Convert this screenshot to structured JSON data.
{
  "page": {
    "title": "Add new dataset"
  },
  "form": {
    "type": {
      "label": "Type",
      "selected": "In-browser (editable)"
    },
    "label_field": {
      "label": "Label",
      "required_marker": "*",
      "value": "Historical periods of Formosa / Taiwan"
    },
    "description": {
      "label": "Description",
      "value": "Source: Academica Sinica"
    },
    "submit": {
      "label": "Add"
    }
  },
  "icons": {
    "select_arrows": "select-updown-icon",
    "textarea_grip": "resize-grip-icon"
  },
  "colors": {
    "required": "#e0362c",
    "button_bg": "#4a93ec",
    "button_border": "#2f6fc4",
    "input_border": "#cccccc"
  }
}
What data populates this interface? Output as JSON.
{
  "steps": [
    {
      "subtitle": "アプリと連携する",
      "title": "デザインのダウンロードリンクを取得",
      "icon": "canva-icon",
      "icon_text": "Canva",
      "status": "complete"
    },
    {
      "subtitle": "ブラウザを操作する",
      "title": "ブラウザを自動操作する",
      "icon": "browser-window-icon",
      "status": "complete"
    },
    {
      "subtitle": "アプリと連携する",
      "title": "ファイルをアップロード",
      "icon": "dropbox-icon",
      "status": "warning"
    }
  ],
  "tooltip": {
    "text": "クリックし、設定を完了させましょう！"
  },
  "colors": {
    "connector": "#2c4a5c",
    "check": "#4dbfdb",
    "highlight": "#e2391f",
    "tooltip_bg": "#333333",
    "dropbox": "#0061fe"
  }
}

→ **What you will do**: Beginning at the line where "What data populates" appears, extract each line through the end of the data above; keep them exact and include nothing else.

→ **Output of the exercise**:
What data populates this interface? Output as JSON.
{
  "steps": [
    {
      "subtitle": "アプリと連携する",
      "title": "デザインのダウンロードリンクを取得",
      "icon": "canva-icon",
      "icon_text": "Canva",
      "status": "complete"
    },
    {
      "subtitle": "ブラウザを操作する",
      "title": "ブラウザを自動操作する",
      "icon": "browser-window-icon",
      "status": "complete"
    },
    {
      "subtitle": "アプリと連携する",
      "title": "ファイルをアップロード",
      "icon": "dropbox-icon",
      "status": "warning"
    }
  ],
  "tooltip": {
    "text": "クリックし、設定を完了させましょう！"
  },
  "colors": {
    "connector": "#2c4a5c",
    "check": "#4dbfdb",
    "highlight": "#e2391f",
    "tooltip_bg": "#333333",
    "dropbox": "#0061fe"
  }
}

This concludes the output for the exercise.